• _SET PROBLEM_
Transcribe the listing below word for word.
[START OF INFORMATION PROVIDED]
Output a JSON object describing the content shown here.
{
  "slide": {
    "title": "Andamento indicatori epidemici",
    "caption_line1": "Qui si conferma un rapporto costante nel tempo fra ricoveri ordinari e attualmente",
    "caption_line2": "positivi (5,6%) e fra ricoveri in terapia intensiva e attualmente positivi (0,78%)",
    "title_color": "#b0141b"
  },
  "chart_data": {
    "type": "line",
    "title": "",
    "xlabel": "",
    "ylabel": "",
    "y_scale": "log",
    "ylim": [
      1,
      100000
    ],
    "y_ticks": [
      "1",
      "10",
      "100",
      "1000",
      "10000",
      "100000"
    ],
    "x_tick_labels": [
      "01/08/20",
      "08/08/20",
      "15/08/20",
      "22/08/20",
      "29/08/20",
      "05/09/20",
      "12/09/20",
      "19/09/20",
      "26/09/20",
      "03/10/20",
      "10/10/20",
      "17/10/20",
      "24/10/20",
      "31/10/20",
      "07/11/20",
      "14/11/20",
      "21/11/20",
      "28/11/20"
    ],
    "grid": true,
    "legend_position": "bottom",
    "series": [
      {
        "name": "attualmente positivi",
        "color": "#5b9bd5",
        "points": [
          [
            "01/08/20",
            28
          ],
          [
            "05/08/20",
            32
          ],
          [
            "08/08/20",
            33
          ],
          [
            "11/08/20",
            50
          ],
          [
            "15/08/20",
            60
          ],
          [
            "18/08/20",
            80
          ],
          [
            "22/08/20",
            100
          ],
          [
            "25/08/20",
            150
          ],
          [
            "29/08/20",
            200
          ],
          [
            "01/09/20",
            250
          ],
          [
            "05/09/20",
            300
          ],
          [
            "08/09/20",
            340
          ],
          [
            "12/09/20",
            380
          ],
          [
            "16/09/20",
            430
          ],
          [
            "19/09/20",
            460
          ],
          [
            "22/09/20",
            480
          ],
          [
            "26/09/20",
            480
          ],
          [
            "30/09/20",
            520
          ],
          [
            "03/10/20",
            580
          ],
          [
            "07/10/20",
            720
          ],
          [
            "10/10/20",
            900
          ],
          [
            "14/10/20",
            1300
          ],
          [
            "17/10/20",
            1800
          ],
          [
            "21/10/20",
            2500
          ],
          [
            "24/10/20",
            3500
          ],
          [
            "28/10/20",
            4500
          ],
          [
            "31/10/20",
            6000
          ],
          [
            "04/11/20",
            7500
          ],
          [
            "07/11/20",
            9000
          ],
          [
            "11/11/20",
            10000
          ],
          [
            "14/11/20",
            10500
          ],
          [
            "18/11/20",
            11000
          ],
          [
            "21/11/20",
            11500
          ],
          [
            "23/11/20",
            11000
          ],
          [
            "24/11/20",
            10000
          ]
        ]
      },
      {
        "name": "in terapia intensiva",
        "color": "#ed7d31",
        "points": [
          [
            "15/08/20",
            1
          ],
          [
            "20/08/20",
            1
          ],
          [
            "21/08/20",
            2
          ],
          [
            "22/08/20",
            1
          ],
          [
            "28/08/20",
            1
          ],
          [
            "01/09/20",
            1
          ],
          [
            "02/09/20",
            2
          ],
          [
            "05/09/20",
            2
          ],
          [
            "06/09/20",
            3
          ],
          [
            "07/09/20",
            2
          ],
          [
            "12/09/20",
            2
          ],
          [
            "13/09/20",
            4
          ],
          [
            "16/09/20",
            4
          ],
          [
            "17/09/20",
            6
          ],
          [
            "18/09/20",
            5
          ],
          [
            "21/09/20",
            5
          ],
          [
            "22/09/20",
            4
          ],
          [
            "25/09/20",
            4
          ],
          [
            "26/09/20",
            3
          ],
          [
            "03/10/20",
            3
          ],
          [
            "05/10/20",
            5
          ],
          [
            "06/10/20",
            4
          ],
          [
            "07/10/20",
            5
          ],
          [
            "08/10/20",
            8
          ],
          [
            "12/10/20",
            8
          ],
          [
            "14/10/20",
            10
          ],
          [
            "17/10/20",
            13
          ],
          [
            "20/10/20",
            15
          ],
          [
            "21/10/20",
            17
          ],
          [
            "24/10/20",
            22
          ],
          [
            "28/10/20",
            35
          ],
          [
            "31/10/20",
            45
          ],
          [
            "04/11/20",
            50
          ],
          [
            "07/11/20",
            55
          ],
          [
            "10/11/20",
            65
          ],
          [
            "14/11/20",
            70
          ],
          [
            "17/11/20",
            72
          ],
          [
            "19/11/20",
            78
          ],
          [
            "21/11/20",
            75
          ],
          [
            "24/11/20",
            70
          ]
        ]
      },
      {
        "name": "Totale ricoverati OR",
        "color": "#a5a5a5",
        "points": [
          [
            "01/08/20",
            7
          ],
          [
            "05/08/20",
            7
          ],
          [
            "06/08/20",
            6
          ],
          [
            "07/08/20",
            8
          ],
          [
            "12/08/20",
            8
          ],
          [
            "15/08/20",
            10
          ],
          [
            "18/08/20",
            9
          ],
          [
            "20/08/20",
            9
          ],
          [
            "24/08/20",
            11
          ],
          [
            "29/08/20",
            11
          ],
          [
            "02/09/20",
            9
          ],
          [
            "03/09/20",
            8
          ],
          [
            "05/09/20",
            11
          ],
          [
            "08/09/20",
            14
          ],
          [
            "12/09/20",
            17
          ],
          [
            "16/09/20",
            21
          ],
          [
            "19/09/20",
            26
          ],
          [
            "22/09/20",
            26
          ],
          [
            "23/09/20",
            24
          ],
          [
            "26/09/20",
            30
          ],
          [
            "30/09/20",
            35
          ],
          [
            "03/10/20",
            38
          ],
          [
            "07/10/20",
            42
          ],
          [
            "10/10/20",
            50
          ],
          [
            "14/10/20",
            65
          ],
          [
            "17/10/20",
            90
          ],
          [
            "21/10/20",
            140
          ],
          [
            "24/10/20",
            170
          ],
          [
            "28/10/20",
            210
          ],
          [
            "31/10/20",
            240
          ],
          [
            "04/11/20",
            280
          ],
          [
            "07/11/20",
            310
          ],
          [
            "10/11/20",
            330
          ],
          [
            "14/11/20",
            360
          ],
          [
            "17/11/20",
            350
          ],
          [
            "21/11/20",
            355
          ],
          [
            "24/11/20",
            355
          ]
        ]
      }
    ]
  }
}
[END OF INFORMATION PROVIDED]
• _SOLUTION TO THE EXERCISE_
Output a JSON object describing the content shown here.
{
  "slide": {
    "title": "Andamento indicatori epidemici",
    "caption_line1": "Qui si conferma un rapporto costante nel tempo fra ricoveri ordinari e attualmente",
    "caption_line2": "positivi (5,6%) e fra ricoveri in terapia intensiva e attualmente positivi (0,78%)",
    "title_color": "#b0141b"
  },
  "chart_data": {
    "type": "line",
    "title": "",
    "xlabel": "",
    "ylabel": "",
    "y_scale": "log",
    "ylim": [
      1,
      100000
    ],
    "y_ticks": [
      "1",
      "10",
      "100",
      "1000",
      "10000",
      "100000"
    ],
    "x_tick_labels": [
      "01/08/20",
      "08/08/20",
      "15/08/20",
      "22/08/20",
      "29/08/20",
      "05/09/20",
      "12/09/20",
      "19/09/20",
      "26/09/20",
      "03/10/20",
      "10/10/20",
      "17/10/20",
      "24/10/20",
      "31/10/20",
      "07/11/20",
      "14/11/20",
      "21/11/20",
      "28/11/20"
    ],
    "grid": true,
    "legend_position": "bottom",
    "series": [
      {
        "name": "attualmente positivi",
        "color": "#5b9bd5",
        "points": [
          [
            "01/08/20",
            28
          ],
          [
            "05/08/20",
            32
          ],
          [
            "08/08/20",
            33
          ],
          [
            "11/08/20",
            50
          ],
          [
            "15/08/20",
            60
          ],
          [
            "18/08/20",
            80
          ],
          [
            "22/08/20",
            100
          ],
          [
            "25/08/20",
            150
          ],
          [
            "29/08/20",
            200
          ],
          [
            "01/09/20",
            250
          ],
          [
            "05/09/20",
            300
          ],
          [
            "08/09/20",
            340
          ],
          [
            "12/09/20",
            380
          ],
          [
            "16/09/20",
            430
          ],
          [
            "19/09/20",
            460
          ],
          [
            "22/09/20",
            480
          ],
          [
            "26/09/20",
            480
          ],
          [
            "30/09/20",
            520
          ],
          [
            "03/10/20",
            580
          ],
          [
            "07/10/20",
            720
          ],
          [
            "10/10/20",
            900
          ],
          [
            "14/10/20",
            1300
          ],
          [
            "17/10/20",
            1800
          ],
          [
            "21/10/20",
            2500
          ],
          [
            "24/10/20",
            3500
          ],
          [
            "28/10/20",
            4500
          ],
          [
            "31/10/20",
            6000
          ],
          [
            "04/11/20",
            7500
          ],
          [
            "07/11/20",
            9000
          ],
          [
            "11/11/20",
            10000
          ],
          [
            "14/11/20",
            10500
          ],
          [
            "18/11/20",
            11000
          ],
          [
            "21/11/20",
            11500
          ],
          [
            "23/11/20",
            11000
          ],
          [
            "24/11/20",
            10000
          ]
        ]
      },
      {
        "name": "in terapia intensiva",
        "color": "#ed7d31",
        "points": [
          [
            "15/08/20",
            1
          ],
          [
            "20/08/20",
            1
          ],
          [
            "21/08/20",
            2
          ],
          [
            "22/08/20",
            1
          ],
          [
            "28/08/20",
            1
          ],
          [
            "01/09/20",
            1
          ],
          [
            "02/09/20",
            2
          ],
          [
            "05/09/20",
            2
          ],
          [
            "06/09/20",
            3
          ],
          [
            "07/09/20",
            2
          ],
          [
            "12/09/20",
            2
          ],
          [
            "13/09/20",
            4
          ],
          [
            "16/09/20",
            4
          ],
          [
            "17/09/20",
            6
          ],
          [
            "18/09/20",
            5
          ],
          [
            "21/09/20",
            5
          ],
          [
            "22/09/20",
            4
          ],
          [
            "25/09/20",
            4
          ],
          [
            "26/09/20",
            3
          ],
          [
            "03/10/20",
            3
          ],
          [
            "05/10/20",
            5
          ],
          [
            "06/10/20",
            4
          ],
          [
            "07/10/20",
            5
          ],
          [
            "08/10/20",
            8
          ],
          [
            "12/10/20",
            8
          ],
          [
            "14/10/20",
            10
          ],
          [
            "17/10/20",
            13
          ],
          [
            "20/10/20",
            15
          ],
          [
            "21/10/20",
            17
          ],
          [
            "24/10/20",
            22
          ],
          [
            "28/10/20",
            35
          ],
          [
            "31/10/20",
            45
          ],
          [
            "04/11/20",
            50
          ],
          [
            "07/11/20",
            55
          ],
          [
            "10/11/20",
            65
          ],
          [
            "14/11/20",
            70
          ],
          [
            "17/11/20",
            72
          ],
          [
            "19/11/20",
            78
          ],
          [
            "21/11/20",
            75
          ],
          [
            "24/11/20",
            70
          ]
        ]
      },
      {
        "name": "Totale ricoverati OR",
        "color": "#a5a5a5",
        "points": [
          [
            "01/08/20",
            7
          ],
          [
            "05/08/20",
            7
          ],
          [
            "06/08/20",
            6
          ],
          [
            "07/08/20",
            8
          ],
          [
            "12/08/20",
            8
          ],
          [
            "15/08/20",
            10
          ],
          [
            "18/08/20",
            9
          ],
          [
            "20/08/20",
            9
          ],
          [
            "24/08/20",
            11
          ],
          [
            "29/08/20",
            11
          ],
          [
            "02/09/20",
            9
          ],
          [
            "03/09/20",
            8
          ],
          [
            "05/09/20",
            11
          ],
          [
            "08/09/20",
            14
          ],
          [
            "12/09/20",
            17
          ],
          [
            "16/09/20",
            21
          ],
          [
            "19/09/20",
            26
          ],
          [
            "22/09/20",
            26
          ],
          [
            "23/09/20",
            24
          ],
          [
            "26/09/20",
            30
          ],
          [
            "30/09/20",
            35
          ],
          [
            "03/10/20",
            38
          ],
          [
            "07/10/20",
            42
          ],
          [
            "10/10/20",
            50
          ],
          [
            "14/10/20",
            65
          ],
          [
            "17/10/20",
            90
          ],
          [
            "21/10/20",
            140
          ],
          [
            "24/10/20",
            170
          ],
          [
            "28/10/20",
            210
          ],
          [
            "31/10/20",
            240
          ],
          [
            "04/11/20",
            280
          ],
          [
            "07/11/20",
            310
          ],
          [
            "10/11/20",
            330
          ],
          [
            "14/11/20",
            360
          ],
          [
            "17/11/20",
            350
          ],
          [
            "21/11/20",
            355
          ],
          [
            "24/11/20",
            355
          ]
        ]
      }
    ]
  }
}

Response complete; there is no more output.